-- start DATA SECTION --

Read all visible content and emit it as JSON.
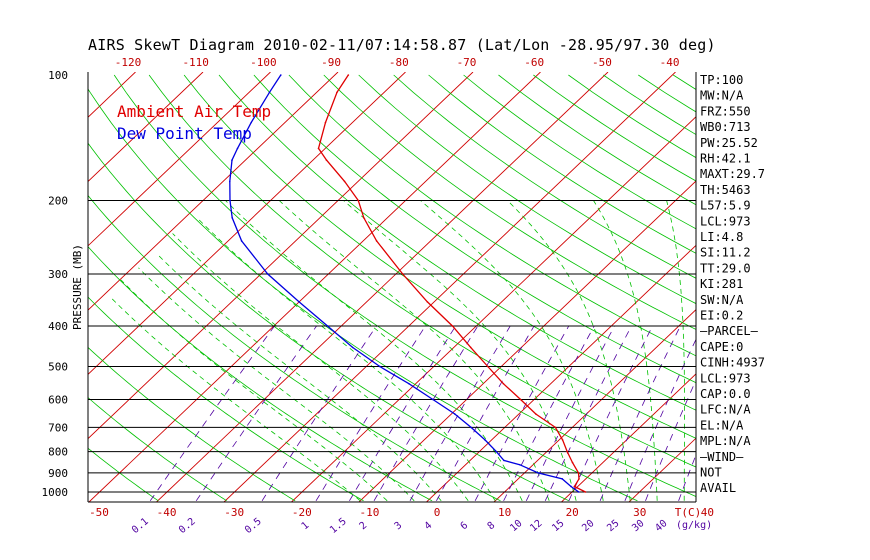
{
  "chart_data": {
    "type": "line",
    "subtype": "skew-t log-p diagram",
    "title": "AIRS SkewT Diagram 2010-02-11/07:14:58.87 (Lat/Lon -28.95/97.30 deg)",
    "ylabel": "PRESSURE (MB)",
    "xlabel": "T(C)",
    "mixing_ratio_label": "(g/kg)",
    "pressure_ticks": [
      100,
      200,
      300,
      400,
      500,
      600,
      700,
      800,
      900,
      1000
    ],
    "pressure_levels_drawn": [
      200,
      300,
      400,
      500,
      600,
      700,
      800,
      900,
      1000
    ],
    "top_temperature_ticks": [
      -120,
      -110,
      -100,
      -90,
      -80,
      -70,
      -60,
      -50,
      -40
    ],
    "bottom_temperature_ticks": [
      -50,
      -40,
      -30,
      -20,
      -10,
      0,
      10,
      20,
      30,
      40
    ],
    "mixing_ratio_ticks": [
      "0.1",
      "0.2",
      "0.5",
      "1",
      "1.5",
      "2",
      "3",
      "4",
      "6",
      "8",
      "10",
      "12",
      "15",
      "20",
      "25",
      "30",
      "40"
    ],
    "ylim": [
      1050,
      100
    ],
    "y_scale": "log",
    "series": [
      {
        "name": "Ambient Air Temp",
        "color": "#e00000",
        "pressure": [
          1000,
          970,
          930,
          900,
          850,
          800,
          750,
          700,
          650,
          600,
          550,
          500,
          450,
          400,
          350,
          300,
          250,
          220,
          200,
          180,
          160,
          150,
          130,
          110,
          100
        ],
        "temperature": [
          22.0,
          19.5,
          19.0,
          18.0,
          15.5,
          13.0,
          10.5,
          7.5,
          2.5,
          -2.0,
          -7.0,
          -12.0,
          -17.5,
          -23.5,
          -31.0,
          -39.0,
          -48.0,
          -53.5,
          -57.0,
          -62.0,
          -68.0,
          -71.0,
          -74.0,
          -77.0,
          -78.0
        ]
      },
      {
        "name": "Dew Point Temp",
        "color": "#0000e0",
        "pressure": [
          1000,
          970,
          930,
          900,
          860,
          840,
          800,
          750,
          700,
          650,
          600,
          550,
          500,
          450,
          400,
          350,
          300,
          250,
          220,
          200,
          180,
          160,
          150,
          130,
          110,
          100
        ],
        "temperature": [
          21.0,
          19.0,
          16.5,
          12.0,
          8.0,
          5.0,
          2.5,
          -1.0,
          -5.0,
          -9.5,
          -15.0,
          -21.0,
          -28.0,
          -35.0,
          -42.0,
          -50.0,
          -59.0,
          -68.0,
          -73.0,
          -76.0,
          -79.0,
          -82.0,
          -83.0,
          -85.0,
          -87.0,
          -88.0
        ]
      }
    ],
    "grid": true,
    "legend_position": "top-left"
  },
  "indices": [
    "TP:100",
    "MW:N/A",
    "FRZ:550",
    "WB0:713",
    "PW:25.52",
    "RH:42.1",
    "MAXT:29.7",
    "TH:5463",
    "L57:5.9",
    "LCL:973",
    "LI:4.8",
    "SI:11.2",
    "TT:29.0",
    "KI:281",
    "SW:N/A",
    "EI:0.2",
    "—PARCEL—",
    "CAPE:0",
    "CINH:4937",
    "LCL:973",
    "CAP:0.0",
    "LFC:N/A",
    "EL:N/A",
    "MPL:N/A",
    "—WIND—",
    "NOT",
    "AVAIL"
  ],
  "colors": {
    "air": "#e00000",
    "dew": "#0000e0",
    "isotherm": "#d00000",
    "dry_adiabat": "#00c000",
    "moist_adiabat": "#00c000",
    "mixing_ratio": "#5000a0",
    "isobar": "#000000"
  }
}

-- end DATA SECTION --
-- start DATA SECTION --

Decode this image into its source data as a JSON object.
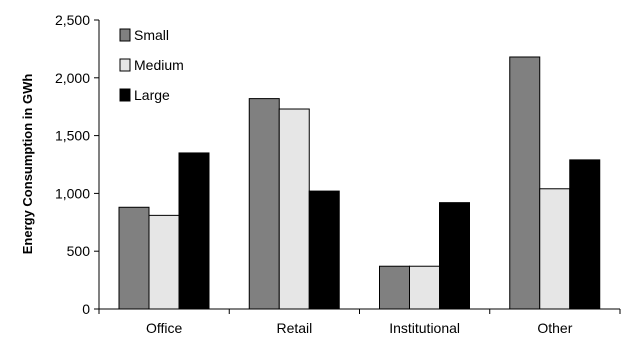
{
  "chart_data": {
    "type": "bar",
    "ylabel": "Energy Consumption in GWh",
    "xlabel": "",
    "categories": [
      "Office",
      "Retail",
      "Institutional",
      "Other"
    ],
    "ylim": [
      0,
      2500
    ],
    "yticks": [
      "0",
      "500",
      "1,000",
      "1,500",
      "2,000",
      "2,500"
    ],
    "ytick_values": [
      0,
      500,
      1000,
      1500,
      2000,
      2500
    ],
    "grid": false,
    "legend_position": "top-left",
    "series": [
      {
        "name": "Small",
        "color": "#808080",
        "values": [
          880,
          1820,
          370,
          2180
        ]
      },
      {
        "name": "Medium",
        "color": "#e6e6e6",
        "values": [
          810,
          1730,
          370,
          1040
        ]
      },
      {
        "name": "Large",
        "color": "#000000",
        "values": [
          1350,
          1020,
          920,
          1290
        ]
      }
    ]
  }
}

-- end DATA SECTION --
-- start DATA SECTION --

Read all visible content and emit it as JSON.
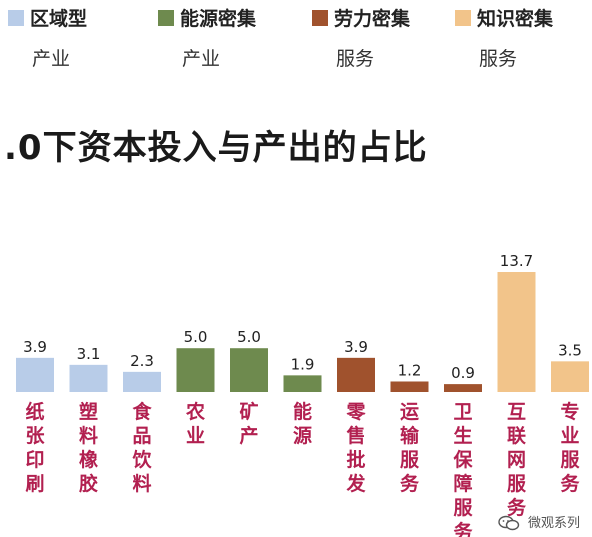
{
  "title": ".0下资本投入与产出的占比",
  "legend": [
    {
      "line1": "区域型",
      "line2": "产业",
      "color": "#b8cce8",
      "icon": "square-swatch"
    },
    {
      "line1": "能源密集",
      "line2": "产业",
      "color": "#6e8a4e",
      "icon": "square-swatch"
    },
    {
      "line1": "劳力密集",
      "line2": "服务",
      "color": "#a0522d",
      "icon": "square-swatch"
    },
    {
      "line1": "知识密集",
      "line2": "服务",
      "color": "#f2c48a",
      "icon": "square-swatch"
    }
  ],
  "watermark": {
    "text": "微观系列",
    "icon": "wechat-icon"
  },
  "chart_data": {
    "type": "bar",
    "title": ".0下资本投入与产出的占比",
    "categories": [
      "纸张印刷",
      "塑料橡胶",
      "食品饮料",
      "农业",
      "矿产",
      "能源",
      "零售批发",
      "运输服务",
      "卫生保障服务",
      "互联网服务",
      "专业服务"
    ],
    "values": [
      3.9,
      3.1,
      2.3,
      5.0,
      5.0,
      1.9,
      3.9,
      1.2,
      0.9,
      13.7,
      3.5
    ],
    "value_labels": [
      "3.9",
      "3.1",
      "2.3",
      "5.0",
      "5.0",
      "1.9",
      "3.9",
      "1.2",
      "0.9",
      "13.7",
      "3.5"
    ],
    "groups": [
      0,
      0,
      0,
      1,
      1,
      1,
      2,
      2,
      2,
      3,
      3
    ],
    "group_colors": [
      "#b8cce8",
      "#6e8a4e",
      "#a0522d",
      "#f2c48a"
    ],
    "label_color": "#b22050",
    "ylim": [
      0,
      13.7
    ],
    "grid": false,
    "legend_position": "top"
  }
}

-- end DATA SECTION --

WRITTEN PROBLEM — State the count of lines holding the string "left" in the listing above, and nothing else.

EXERCISE RESULT — 2